What you have to do: Identify each line in the records below that contains the word "SHOOTING", and copy it.

Dataset extract:
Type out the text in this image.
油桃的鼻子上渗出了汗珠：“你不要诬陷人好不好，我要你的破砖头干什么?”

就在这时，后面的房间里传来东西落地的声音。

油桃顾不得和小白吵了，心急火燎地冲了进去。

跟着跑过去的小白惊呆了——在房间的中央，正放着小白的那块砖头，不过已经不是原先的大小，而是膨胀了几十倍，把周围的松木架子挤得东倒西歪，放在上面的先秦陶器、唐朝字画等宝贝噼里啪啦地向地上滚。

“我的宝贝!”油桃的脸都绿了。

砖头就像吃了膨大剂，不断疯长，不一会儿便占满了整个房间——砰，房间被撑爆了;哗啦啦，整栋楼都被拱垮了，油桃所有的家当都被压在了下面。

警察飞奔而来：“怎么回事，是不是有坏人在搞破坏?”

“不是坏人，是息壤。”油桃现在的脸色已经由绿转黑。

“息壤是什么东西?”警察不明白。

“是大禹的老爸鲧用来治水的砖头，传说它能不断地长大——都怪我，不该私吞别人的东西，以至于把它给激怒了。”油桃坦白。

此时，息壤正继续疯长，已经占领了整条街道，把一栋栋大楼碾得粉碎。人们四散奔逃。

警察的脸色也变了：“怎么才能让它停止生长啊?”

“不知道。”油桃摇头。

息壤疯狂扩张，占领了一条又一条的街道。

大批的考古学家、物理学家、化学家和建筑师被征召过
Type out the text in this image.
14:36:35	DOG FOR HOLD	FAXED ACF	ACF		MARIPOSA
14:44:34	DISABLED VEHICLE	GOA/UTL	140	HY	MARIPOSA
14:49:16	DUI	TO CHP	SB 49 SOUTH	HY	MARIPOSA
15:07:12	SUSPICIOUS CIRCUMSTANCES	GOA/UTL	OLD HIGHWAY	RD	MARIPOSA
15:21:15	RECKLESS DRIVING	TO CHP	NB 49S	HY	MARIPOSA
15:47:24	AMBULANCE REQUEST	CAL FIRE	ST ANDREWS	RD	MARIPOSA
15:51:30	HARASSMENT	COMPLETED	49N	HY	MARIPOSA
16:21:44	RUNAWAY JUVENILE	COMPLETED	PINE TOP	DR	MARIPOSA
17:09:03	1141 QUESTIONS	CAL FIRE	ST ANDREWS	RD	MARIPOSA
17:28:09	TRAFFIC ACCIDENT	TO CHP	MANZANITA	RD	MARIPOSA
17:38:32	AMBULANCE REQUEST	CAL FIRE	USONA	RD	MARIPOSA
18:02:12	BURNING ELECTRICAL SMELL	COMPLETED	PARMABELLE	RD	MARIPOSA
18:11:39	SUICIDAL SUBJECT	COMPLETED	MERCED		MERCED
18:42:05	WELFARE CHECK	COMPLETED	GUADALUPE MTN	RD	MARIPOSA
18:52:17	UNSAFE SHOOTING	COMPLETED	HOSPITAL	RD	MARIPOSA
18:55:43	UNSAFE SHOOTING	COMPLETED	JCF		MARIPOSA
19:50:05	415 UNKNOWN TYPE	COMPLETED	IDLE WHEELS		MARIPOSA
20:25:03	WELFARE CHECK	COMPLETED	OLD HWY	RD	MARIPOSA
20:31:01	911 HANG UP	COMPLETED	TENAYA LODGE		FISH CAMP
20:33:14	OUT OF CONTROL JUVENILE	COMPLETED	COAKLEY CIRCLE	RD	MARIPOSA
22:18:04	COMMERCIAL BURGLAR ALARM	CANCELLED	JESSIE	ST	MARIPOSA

Solution for this exercise:
18:52:17	UNSAFE SHOOTING	COMPLETED	HOSPITAL	RD	MARIPOSA
18:55:43	UNSAFE SHOOTING	COMPLETED	JCF		MARIPOSA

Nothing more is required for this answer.